- Passage
_ _ _ _

The Game Is Nearing an End for MLPs…

The game is nearing an end for master limited partnerships (MLPs) in this energy cycle, in our view.

We no longer feel comfortable, if we ever did, including any MLP in the Dividend Growth Newsletter portfolio. Linn Energy (LINE, LNCO), of the upstream variety, may have taken on far too much debt as an E&P entity, but its free-cash-flow management during the first half of 2015 has actually been decent…stronger than better-known upstream and midstream operators.

Yet, despite Linn’s positive free-cash-flow execution, even after distribution payments, the entity’s bankers appear to be circling like sharks, ready to take a further bite out of its borrowing capacity (due to lower energy resource pricing). Fairly, the company simply can’t afford to take any chances and is flat-out worried that banks will cut its borrowing base yet again; this time to $1 billion at year-end.

Though we’d never in a gazillion years lever up as much as Linn had done (a big mistake in a commodity-producing industry), we can’t disagree with management’s decision to cut the distribution. Management is now running the company for survival, not to pad unitholders’ accounts with a distribution, though a strong and growing distribution had once been its goal.

Linn, having already disappointed income investors in cutting the payout prior to the news last week, was not getting what we would describe to be a “Kinder Morgan effect” with the valuation of its shares. We define a “Kinder Morgan effect” as a situation where a company is valued solely on the basis of its dividend, irrespective of actual free-cash-flow fundamentals or whether the dividend is organically generated (as opposed to financially-engineered). 

Where Kinder Morgan is yielding ~5%, Linn Energy had been fetching a yield of 15% or higher, even as it generated positive free cash flow after paying distributions, unlike many, if not all, of its MLP peers. Since Linn’s high payout had not been facilitating a high share price at which capital could be raised (i.e. the “Kinder Morgan effect”), then there would be no point in paying the distribution…at all. 

That’s why it cut the distribution entirely. For Linn, the dividend is a waste of cash without a “Kinder Morgan valuation paradigm.” In the words of Linn CFO Kolja Rockov: “we’re not getting much credit for paying the dividend.” But it’s now clear that the distribution had been supporting the price of the stock, at least in the context of the sell-off this past week.

Our guess is that Linn’s management thought the news of the positive free cash flow generation through the first half of 2015 would more than offset the unitholder disappointment regarding the distribution suspension. This is logical, and it probably should have. Plus, Linn’s management had been scooping up its debt at distressed prices prior to announcing the distribution cut, and this might have been partial motivation for making the move. For one, reducing cash payments to unitholders enhances credit quality and improves the recovery value of debt to creditors, a move that also increases the market value of debt. Ever-higher distributions/dividends reduce an entity’s credit quality, all else equal. 

In this uncertain energy-resource price environment, we wouldn’t go near a company such as Linn Energy that has $10 billion in net debt and has only generated modest free cash flow generation through the first half of the year. From our perspective, ExxonMobil (XOM) is the only investable consideration within the upstream and midstream segments of the energy sector on the basis of its free cash flow (CFO less Total Capex; see above) generating capacity and manageable financial leverage. Holding 15% on ExxonMobil within it, the Energy Select SPDR (XLE) will soon be our only exposure to the energy sector in the Dividend Growth Newsletter portfolio, and it’s a very small holding at that. We’ve been telegraphing our move to remove Energy Transfer Partners (ETP) from the portfolio for some time, and we’ll do so early next week.

_ _ _ _

- Entries provided
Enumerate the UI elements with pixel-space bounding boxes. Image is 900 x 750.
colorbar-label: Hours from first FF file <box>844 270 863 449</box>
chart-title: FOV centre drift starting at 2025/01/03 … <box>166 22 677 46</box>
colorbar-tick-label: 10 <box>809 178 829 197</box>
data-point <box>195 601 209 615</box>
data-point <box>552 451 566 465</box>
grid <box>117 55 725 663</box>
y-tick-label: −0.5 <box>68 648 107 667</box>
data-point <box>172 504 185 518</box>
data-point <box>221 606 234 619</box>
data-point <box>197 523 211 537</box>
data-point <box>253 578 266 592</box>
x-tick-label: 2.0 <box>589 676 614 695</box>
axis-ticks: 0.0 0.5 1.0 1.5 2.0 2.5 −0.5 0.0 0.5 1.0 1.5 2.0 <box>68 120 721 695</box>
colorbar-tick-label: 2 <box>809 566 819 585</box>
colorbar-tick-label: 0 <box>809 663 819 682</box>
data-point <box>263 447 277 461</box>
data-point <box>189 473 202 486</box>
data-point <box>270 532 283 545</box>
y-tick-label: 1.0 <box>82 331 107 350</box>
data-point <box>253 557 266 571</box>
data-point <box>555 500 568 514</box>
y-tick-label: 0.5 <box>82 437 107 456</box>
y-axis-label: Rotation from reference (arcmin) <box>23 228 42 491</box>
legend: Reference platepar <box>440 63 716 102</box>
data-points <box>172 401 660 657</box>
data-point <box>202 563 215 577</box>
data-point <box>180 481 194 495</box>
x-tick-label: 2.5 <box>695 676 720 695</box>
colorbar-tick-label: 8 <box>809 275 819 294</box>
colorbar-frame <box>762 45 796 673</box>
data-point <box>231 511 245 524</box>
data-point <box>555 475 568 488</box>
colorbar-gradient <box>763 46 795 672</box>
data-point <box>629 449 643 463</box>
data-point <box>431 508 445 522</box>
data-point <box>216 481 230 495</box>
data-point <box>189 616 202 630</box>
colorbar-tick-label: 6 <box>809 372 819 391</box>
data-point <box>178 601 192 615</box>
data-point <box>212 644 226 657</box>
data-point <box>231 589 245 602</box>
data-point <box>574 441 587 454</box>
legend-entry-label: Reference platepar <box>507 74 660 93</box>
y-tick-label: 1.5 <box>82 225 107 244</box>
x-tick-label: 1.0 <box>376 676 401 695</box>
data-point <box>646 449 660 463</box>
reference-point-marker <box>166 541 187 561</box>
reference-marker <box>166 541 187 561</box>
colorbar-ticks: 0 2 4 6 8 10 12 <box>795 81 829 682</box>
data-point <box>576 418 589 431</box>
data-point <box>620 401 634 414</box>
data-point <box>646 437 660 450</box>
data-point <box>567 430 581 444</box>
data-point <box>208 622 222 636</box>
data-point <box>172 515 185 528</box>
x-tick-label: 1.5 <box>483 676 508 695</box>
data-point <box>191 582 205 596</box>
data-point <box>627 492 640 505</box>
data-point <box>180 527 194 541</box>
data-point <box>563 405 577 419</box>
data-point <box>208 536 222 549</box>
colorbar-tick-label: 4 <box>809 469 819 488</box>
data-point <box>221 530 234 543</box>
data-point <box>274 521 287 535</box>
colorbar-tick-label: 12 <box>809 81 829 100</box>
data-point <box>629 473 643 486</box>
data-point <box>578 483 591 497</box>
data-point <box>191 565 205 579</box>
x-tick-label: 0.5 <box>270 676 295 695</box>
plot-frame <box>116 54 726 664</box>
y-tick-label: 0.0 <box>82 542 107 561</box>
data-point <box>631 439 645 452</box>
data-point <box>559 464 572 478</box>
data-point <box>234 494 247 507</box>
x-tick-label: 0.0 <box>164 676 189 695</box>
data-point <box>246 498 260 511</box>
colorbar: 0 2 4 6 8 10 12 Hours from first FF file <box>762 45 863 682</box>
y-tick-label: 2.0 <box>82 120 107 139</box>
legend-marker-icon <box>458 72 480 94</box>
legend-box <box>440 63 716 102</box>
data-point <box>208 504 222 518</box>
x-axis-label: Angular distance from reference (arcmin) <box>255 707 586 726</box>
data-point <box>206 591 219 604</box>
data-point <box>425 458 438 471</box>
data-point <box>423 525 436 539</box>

_ _ _ _

- Aim of the exercise
Copy the passage above on master limited partnerships word for word, from "Where Kinder Morgan" to "the distribution…at all.".

- Solution below
Where Kinder Morgan is yielding ~5%, Linn Energy had been fetching a yield of 15% or higher, even as it generated positive free cash flow after paying distributions, unlike many, if not all, of its MLP peers. Since Linn’s high payout had not been facilitating a high share price at which capital could be raised (i.e. the “Kinder Morgan effect”), then there would be no point in paying the distribution…at all.